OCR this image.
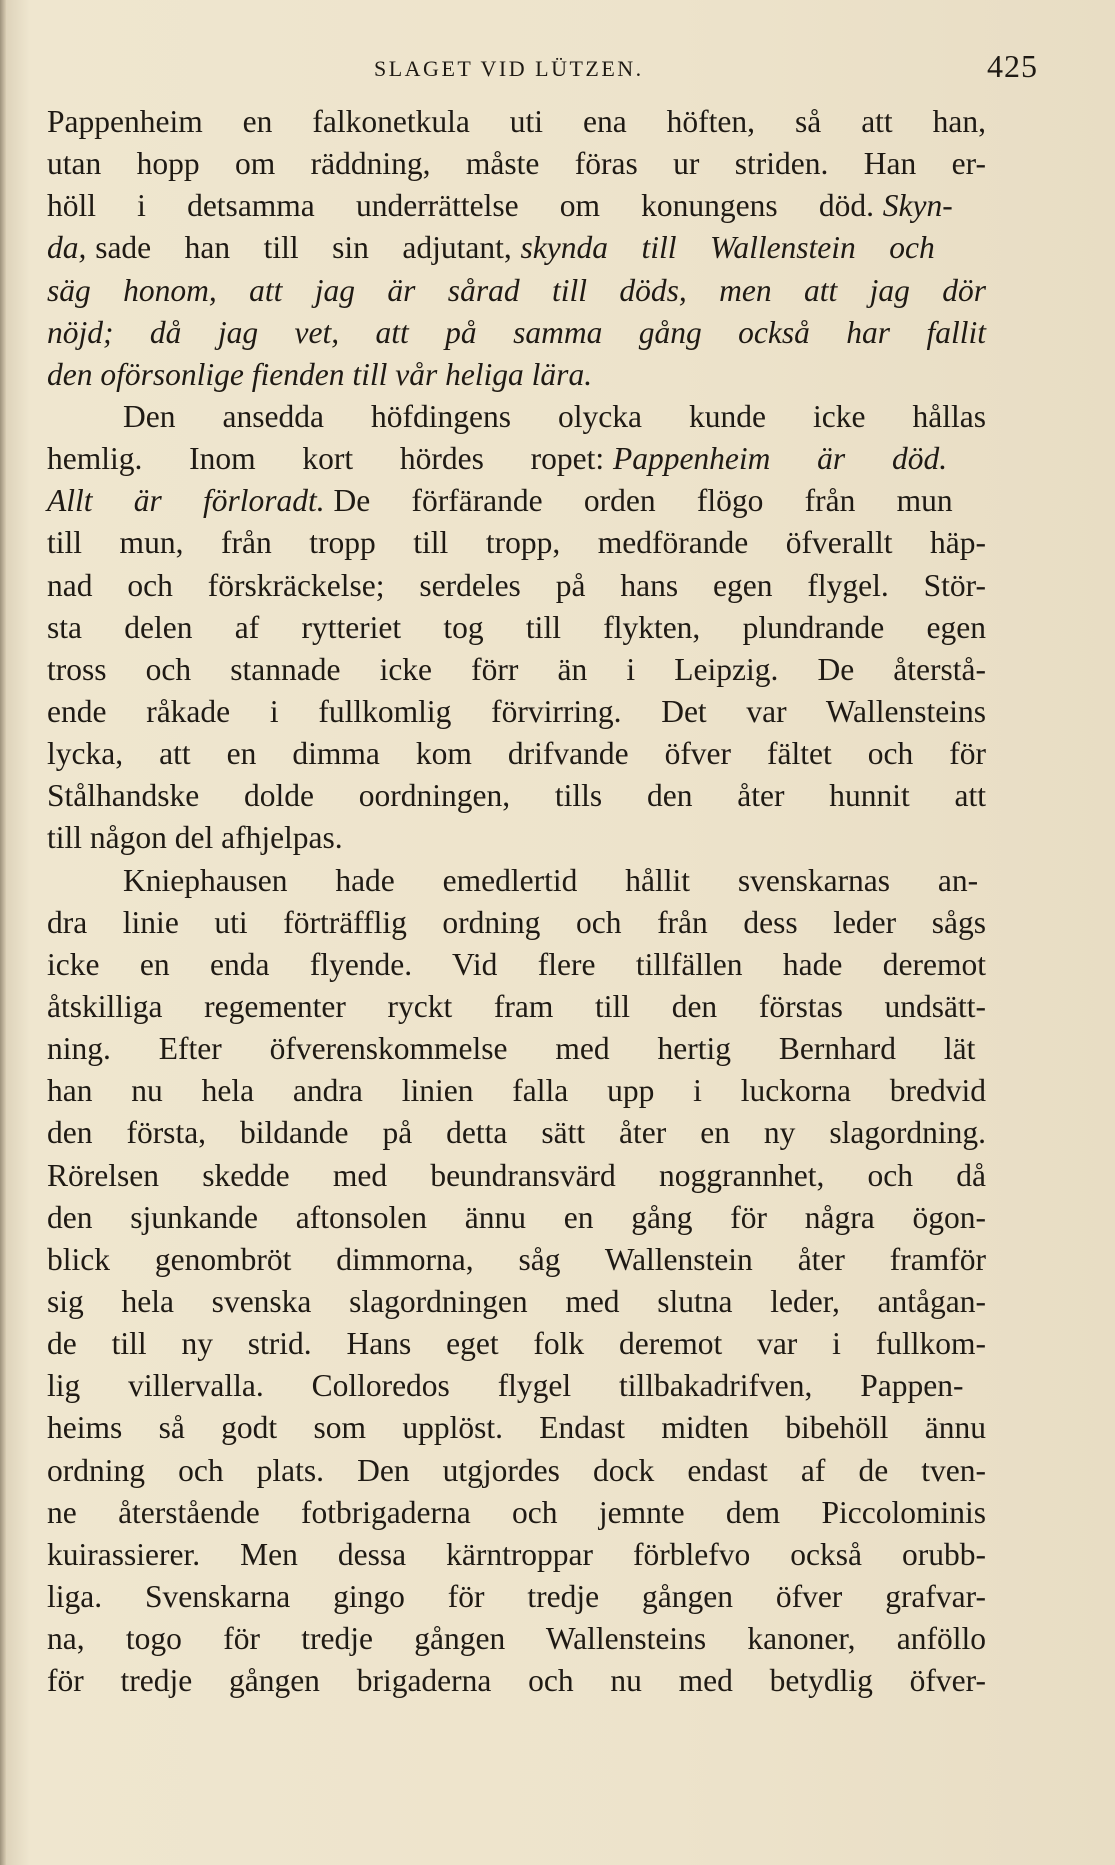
SLAGET VID LÜTZEN.	425
Pappenheim en falkonetkula uti ena höften, så att han,
utan hopp om räddning, måste föras ur striden. Han er-
höll i detsamma underrättelse om konungens död. Skyn-
da, sade han till sin adjutant, skynda till Wallenstein och
säg honom, att jag är sårad till döds, men att jag dör
nöjd; då jag vet, att på samma gång också har fallit
den oförsonlige fienden till vår heliga lära.
Den ansedda höfdingens olycka kunde icke hållas
hemlig. Inom kort hördes ropet: Pappenheim är död.
Allt är förloradt. De förfärande orden flögo från mun
till mun, från tropp till tropp, medförande öfverallt häp-
nad och förskräckelse; serdeles på hans egen flygel. Stör-
sta delen af rytteriet tog till flykten, plundrande egen
tross och stannade icke förr än i Leipzig. De återstå-
ende råkade i fullkomlig förvirring. Det var Wallensteins
lycka, att en dimma kom drifvande öfver fältet och för
Stålhandske dolde oordningen, tills den åter hunnit att
till någon del afhjelpas.
Kniephausen hade emedlertid hållit svenskarnas an-
dra linie uti förträfflig ordning och från dess leder sågs
icke en enda flyende. Vid flere tillfällen hade deremot
åtskilliga regementer ryckt fram till den förstas undsätt-
ning. Efter öfverenskommelse med hertig Bernhard lät
han nu hela andra linien falla upp i luckorna bredvid
den första, bildande på detta sätt åter en ny slagordning.
Rörelsen skedde med beundransvärd noggrannhet, och då
den sjunkande aftonsolen ännu en gång för några ögon-
blick genombröt dimmorna, såg Wallenstein åter framför
sig hela svenska slagordningen med slutna leder, antågan-
de till ny strid. Hans eget folk deremot var i fullkom-
lig villervalla. Colloredos flygel tillbakadrifven, Pappen-
heims så godt som upplöst. Endast midten bibehöll ännu
ordning och plats. Den utgjordes dock endast af de tven-
ne återstående fotbrigaderna och jemnte dem Piccolominis
kuirassierer. Men dessa kärntroppar förblefvo också orubb-
liga. Svenskarna gingo för tredje gången öfver grafvar-
na, togo för tredje gången Wallensteins kanoner, anföllo
för tredje gången brigaderna och nu med betydlig öfver-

----------

=== YOUR ASSIGNMENT ===
Extract all lines of the records above that include "Wallensteins".

=== SOLUTION ===
ende råkade i fullkomlig förvirring. Det var Wallensteins
na, togo för tredje gången Wallensteins kanoner, anföllo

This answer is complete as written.